Stored entries:
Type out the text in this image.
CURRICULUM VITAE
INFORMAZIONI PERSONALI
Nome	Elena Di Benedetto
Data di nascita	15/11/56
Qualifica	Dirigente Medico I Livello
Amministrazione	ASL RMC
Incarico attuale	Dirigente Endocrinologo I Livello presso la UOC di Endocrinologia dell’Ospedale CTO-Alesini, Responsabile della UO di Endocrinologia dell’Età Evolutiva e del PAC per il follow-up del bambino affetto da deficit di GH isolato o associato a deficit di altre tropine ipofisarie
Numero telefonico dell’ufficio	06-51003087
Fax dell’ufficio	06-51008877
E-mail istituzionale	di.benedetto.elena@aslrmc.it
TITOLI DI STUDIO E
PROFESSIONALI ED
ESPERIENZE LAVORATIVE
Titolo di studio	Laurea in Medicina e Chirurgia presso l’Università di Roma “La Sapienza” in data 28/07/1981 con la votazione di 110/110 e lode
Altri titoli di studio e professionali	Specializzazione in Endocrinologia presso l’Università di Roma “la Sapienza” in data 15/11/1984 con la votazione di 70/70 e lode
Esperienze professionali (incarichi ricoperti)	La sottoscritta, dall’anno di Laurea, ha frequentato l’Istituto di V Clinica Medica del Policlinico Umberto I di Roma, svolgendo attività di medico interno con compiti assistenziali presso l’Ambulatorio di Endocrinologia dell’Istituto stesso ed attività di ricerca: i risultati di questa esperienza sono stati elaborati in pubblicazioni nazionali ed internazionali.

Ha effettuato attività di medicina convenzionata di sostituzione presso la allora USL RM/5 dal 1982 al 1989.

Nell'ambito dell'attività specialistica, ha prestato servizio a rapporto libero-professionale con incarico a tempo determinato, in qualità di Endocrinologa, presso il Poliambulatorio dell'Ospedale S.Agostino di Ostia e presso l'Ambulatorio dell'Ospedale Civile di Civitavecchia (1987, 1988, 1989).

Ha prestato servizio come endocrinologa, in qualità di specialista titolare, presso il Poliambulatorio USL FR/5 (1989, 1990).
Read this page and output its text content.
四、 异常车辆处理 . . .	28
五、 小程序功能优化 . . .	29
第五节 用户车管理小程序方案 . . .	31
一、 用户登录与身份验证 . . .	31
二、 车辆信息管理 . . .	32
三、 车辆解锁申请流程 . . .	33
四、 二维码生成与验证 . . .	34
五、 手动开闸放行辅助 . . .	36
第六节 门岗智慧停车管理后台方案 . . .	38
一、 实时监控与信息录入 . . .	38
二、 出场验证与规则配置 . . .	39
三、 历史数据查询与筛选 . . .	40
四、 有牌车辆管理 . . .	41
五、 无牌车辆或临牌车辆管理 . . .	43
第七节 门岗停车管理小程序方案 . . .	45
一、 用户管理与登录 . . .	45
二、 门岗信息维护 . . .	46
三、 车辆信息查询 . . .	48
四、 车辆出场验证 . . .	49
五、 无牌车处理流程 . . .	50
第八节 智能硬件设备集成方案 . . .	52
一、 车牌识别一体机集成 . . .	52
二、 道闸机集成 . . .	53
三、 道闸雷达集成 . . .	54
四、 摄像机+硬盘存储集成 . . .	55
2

* **Short exercise**
Tally up the lines in the records containing the word "this", then give the count and nothing else.

* **Answer to the exercise**
2